**The problem:** Extract and list every line that contains the word "передачи".

**Input data:**

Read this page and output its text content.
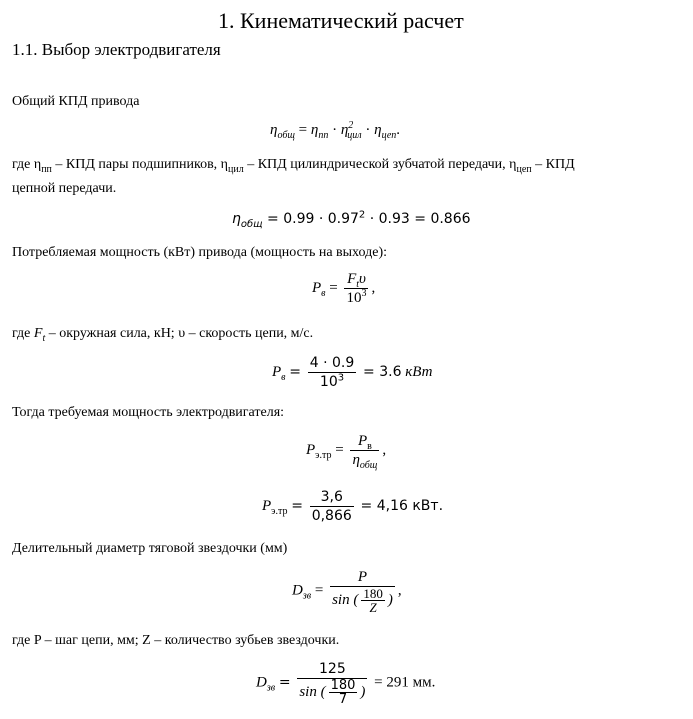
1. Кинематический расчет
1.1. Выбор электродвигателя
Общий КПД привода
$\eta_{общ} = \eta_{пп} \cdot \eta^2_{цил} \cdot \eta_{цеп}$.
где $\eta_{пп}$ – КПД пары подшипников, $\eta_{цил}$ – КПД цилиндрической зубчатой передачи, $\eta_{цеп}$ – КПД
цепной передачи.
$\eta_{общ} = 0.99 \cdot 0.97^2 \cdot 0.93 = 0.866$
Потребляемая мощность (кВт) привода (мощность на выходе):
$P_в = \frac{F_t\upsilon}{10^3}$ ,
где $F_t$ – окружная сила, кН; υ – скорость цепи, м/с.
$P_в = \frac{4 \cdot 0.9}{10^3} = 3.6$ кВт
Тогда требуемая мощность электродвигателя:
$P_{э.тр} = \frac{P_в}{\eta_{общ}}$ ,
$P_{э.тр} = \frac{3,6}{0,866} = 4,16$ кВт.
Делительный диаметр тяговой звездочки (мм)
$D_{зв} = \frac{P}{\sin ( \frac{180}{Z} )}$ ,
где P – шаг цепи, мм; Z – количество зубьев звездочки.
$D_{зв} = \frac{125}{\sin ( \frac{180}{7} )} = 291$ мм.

**Correct output:**
где $\eta_{пп}$ – КПД пары подшипников, $\eta_{цил}$ – КПД цилиндрической зубчатой передачи, $\eta_{цеп}$ – КПД
цепной передачи.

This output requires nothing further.